▶ **Stated exercise**:
Transcribe all of the material below word for word and leave out its pictures.

▶ **Excerpted records**:
= = = =

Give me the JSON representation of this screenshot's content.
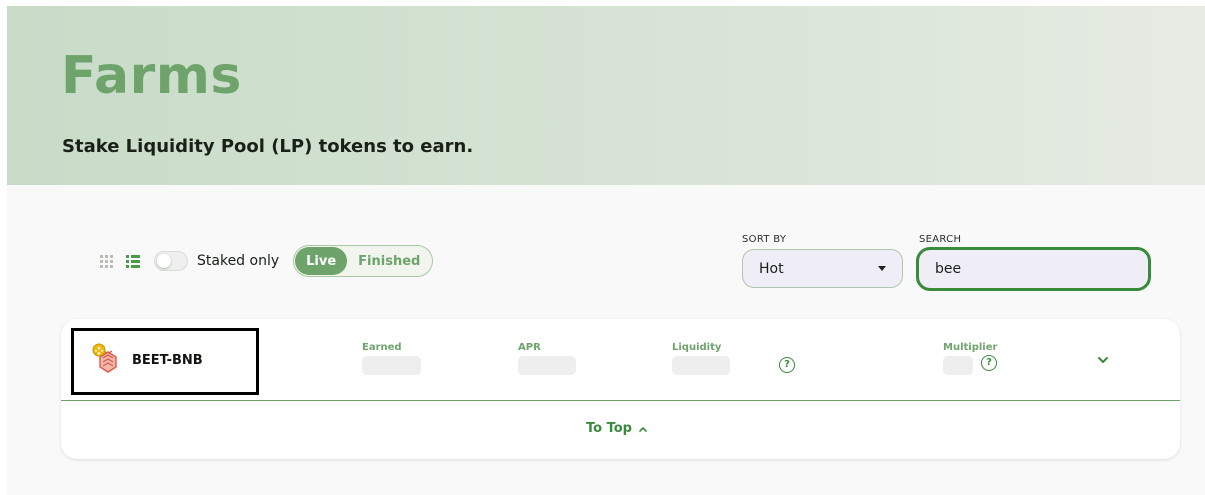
{
  "hero": {
    "title": "Farms",
    "subtitle": "Stake Liquidity Pool (LP) tokens to earn."
  },
  "controls": {
    "grid_view_icon": "grid-icon",
    "list_view_icon": "list-icon",
    "staked_only_label": "Staked only",
    "staked_only_on": false,
    "segment": {
      "live_label": "Live",
      "finished_label": "Finished",
      "active": "live"
    }
  },
  "sort": {
    "label": "SORT BY",
    "value": "Hot"
  },
  "search": {
    "label": "SEARCH",
    "value": "bee"
  },
  "farm_row": {
    "pair_name": "BEET-BNB",
    "columns": {
      "earned": "Earned",
      "apr": "APR",
      "liquidity": "Liquidity",
      "multiplier": "Multiplier"
    },
    "help_icon_glyph": "?"
  },
  "footer": {
    "to_top_label": "To Top"
  },
  "colors": {
    "accent": "#6ea46c",
    "accent_dark": "#3a8a3c",
    "text": "#1a1f1a"
  }
}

= = = =

▶ **Finished answer**:
Give me the JSON representation of this screenshot's content.
{
  "hero": {
    "title": "Farms",
    "subtitle": "Stake Liquidity Pool (LP) tokens to earn."
  },
  "controls": {
    "grid_view_icon": "grid-icon",
    "list_view_icon": "list-icon",
    "staked_only_label": "Staked only",
    "staked_only_on": false,
    "segment": {
      "live_label": "Live",
      "finished_label": "Finished",
      "active": "live"
    }
  },
  "sort": {
    "label": "SORT BY",
    "value": "Hot"
  },
  "search": {
    "label": "SEARCH",
    "value": "bee"
  },
  "farm_row": {
    "pair_name": "BEET-BNB",
    "columns": {
      "earned": "Earned",
      "apr": "APR",
      "liquidity": "Liquidity",
      "multiplier": "Multiplier"
    },
    "help_icon_glyph": "?"
  },
  "footer": {
    "to_top_label": "To Top"
  },
  "colors": {
    "accent": "#6ea46c",
    "accent_dark": "#3a8a3c",
    "text": "#1a1f1a"
  }
}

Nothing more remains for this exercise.